What needs to be done
Write out the records below word for word, please.

Data section

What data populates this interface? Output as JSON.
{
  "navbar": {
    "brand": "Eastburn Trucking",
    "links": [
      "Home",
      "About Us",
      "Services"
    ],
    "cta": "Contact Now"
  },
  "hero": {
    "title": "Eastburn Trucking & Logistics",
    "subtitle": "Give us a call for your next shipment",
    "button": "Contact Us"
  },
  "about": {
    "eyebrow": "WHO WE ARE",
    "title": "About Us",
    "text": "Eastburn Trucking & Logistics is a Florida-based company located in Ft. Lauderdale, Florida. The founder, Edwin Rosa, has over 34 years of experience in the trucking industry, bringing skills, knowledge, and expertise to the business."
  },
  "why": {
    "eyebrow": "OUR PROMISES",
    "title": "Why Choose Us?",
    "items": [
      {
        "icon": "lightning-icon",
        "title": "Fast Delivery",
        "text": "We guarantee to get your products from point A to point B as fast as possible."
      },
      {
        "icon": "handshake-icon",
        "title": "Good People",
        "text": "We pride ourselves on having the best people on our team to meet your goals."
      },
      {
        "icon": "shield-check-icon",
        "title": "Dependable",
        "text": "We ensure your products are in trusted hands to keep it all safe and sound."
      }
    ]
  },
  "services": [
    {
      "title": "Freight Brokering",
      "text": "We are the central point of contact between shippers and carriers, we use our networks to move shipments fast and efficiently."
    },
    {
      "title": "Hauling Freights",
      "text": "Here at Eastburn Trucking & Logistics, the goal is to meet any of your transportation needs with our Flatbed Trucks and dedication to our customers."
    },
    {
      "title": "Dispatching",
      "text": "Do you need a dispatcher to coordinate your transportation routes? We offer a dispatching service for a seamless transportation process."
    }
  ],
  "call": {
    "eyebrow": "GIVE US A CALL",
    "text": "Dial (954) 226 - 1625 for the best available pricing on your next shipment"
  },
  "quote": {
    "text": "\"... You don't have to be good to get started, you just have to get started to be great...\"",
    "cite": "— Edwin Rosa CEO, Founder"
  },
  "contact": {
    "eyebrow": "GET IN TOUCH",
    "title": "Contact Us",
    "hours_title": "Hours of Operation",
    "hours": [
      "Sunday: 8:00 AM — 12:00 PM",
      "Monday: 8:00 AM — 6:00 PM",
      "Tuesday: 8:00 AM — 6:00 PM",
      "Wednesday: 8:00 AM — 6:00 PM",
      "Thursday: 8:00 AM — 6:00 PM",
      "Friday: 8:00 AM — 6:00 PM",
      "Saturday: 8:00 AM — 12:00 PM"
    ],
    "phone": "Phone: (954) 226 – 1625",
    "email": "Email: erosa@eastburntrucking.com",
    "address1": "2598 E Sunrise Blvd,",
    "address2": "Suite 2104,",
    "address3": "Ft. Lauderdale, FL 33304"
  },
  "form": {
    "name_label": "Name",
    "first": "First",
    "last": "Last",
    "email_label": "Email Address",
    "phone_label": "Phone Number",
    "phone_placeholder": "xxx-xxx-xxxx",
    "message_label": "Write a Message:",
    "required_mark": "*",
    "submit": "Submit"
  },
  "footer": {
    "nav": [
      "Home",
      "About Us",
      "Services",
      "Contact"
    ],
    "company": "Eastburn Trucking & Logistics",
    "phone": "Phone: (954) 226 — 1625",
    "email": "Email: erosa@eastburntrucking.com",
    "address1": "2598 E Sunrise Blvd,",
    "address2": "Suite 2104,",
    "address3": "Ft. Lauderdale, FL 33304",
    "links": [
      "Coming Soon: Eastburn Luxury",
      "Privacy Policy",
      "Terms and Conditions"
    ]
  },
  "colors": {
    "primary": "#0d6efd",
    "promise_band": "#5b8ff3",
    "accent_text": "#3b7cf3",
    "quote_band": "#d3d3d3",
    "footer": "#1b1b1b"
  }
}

Full solution
What data populates this interface? Output as JSON.
{
  "navbar": {
    "brand": "Eastburn Trucking",
    "links": [
      "Home",
      "About Us",
      "Services"
    ],
    "cta": "Contact Now"
  },
  "hero": {
    "title": "Eastburn Trucking & Logistics",
    "subtitle": "Give us a call for your next shipment",
    "button": "Contact Us"
  },
  "about": {
    "eyebrow": "WHO WE ARE",
    "title": "About Us",
    "text": "Eastburn Trucking & Logistics is a Florida-based company located in Ft. Lauderdale, Florida. The founder, Edwin Rosa, has over 34 years of experience in the trucking industry, bringing skills, knowledge, and expertise to the business."
  },
  "why": {
    "eyebrow": "OUR PROMISES",
    "title": "Why Choose Us?",
    "items": [
      {
        "icon": "lightning-icon",
        "title": "Fast Delivery",
        "text": "We guarantee to get your products from point A to point B as fast as possible."
      },
      {
        "icon": "handshake-icon",
        "title": "Good People",
        "text": "We pride ourselves on having the best people on our team to meet your goals."
      },
      {
        "icon": "shield-check-icon",
        "title": "Dependable",
        "text": "We ensure your products are in trusted hands to keep it all safe and sound."
      }
    ]
  },
  "services": [
    {
      "title": "Freight Brokering",
      "text": "We are the central point of contact between shippers and carriers, we use our networks to move shipments fast and efficiently."
    },
    {
      "title": "Hauling Freights",
      "text": "Here at Eastburn Trucking & Logistics, the goal is to meet any of your transportation needs with our Flatbed Trucks and dedication to our customers."
    },
    {
      "title": "Dispatching",
      "text": "Do you need a dispatcher to coordinate your transportation routes? We offer a dispatching service for a seamless transportation process."
    }
  ],
  "call": {
    "eyebrow": "GIVE US A CALL",
    "text": "Dial (954) 226 - 1625 for the best available pricing on your next shipment"
  },
  "quote": {
    "text": "\"... You don't have to be good to get started, you just have to get started to be great...\"",
    "cite": "— Edwin Rosa CEO, Founder"
  },
  "contact": {
    "eyebrow": "GET IN TOUCH",
    "title": "Contact Us",
    "hours_title": "Hours of Operation",
    "hours": [
      "Sunday: 8:00 AM — 12:00 PM",
      "Monday: 8:00 AM — 6:00 PM",
      "Tuesday: 8:00 AM — 6:00 PM",
      "Wednesday: 8:00 AM — 6:00 PM",
      "Thursday: 8:00 AM — 6:00 PM",
      "Friday: 8:00 AM — 6:00 PM",
      "Saturday: 8:00 AM — 12:00 PM"
    ],
    "phone": "Phone: (954) 226 – 1625",
    "email": "Email: erosa@eastburntrucking.com",
    "address1": "2598 E Sunrise Blvd,",
    "address2": "Suite 2104,",
    "address3": "Ft. Lauderdale, FL 33304"
  },
  "form": {
    "name_label": "Name",
    "first": "First",
    "last": "Last",
    "email_label": "Email Address",
    "phone_label": "Phone Number",
    "phone_placeholder": "xxx-xxx-xxxx",
    "message_label": "Write a Message:",
    "required_mark": "*",
    "submit": "Submit"
  },
  "footer": {
    "nav": [
      "Home",
      "About Us",
      "Services",
      "Contact"
    ],
    "company": "Eastburn Trucking & Logistics",
    "phone": "Phone: (954) 226 — 1625",
    "email": "Email: erosa@eastburntrucking.com",
    "address1": "2598 E Sunrise Blvd,",
    "address2": "Suite 2104,",
    "address3": "Ft. Lauderdale, FL 33304",
    "links": [
      "Coming Soon: Eastburn Luxury",
      "Privacy Policy",
      "Terms and Conditions"
    ]
  },
  "colors": {
    "primary": "#0d6efd",
    "promise_band": "#5b8ff3",
    "accent_text": "#3b7cf3",
    "quote_band": "#d3d3d3",
    "footer": "#1b1b1b"
  }
}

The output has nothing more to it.